### WORK TO BE COMPLETED
Can you turn the material, from its first line through the line containing "panel-2-1-trace-1000V [286,392,503,471]" (both ends included), into a numbered list with blank lines left out?

>> START MATERIAL PROVIDED

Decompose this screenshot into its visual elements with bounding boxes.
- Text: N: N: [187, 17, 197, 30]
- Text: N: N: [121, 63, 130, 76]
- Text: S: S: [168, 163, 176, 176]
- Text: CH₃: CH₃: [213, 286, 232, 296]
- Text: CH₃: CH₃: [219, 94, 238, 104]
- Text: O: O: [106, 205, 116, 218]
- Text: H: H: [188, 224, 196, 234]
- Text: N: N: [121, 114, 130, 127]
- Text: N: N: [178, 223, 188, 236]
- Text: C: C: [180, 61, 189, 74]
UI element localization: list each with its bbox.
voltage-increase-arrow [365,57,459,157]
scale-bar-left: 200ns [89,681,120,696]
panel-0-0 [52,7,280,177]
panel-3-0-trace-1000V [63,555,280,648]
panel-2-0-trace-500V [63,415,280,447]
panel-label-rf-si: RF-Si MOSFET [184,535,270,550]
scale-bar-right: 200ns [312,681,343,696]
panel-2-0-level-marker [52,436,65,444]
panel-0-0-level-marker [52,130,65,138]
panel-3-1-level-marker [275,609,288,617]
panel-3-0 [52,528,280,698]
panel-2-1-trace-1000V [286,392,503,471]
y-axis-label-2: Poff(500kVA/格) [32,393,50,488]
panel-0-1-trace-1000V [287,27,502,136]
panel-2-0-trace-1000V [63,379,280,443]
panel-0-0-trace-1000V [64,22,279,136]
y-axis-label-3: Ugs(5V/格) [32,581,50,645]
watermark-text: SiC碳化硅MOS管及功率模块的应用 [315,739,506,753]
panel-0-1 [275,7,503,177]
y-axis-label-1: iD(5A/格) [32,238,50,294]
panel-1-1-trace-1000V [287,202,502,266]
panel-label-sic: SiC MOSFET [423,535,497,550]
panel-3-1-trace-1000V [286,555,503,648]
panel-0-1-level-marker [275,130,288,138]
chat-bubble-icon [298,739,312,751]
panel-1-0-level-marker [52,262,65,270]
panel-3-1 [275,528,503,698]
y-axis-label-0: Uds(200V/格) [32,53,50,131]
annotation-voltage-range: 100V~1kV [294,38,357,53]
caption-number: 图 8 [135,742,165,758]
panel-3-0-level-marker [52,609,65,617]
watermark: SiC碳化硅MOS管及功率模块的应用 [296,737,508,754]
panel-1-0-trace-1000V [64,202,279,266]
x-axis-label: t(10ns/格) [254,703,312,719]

>> END MATERIAL PROVIDED

### ANSWER TO THIS EXERCISE
1. Decompose this screenshot into its visual elements with bounding boxes.
2. - Text: N: N: [187, 17, 197, 30]
3. - Text: N: N: [121, 63, 130, 76]
4. - Text: S: S: [168, 163, 176, 176]
5. - Text: CH₃: CH₃: [213, 286, 232, 296]
6. - Text: CH₃: CH₃: [219, 94, 238, 104]
7. - Text: O: O: [106, 205, 116, 218]
8. - Text: H: H: [188, 224, 196, 234]
9. - Text: N: N: [121, 114, 130, 127]
10. - Text: N: N: [178, 223, 188, 236]
11. - Text: C: C: [180, 61, 189, 74]
12. UI element localization: list each with its bbox.
13. voltage-increase-arrow [365,57,459,157]
14. scale-bar-left: 200ns [89,681,120,696]
15. panel-0-0 [52,7,280,177]
16. panel-3-0-trace-1000V [63,555,280,648]
17. panel-2-0-trace-500V [63,415,280,447]
18. panel-label-rf-si: RF-Si MOSFET [184,535,270,550]
19. scale-bar-right: 200ns [312,681,343,696]
20. panel-2-0-level-marker [52,436,65,444]
21. panel-0-0-level-marker [52,130,65,138]
22. panel-3-1-level-marker [275,609,288,617]
23. panel-3-0 [52,528,280,698]
24. panel-2-1-trace-1000V [286,392,503,471]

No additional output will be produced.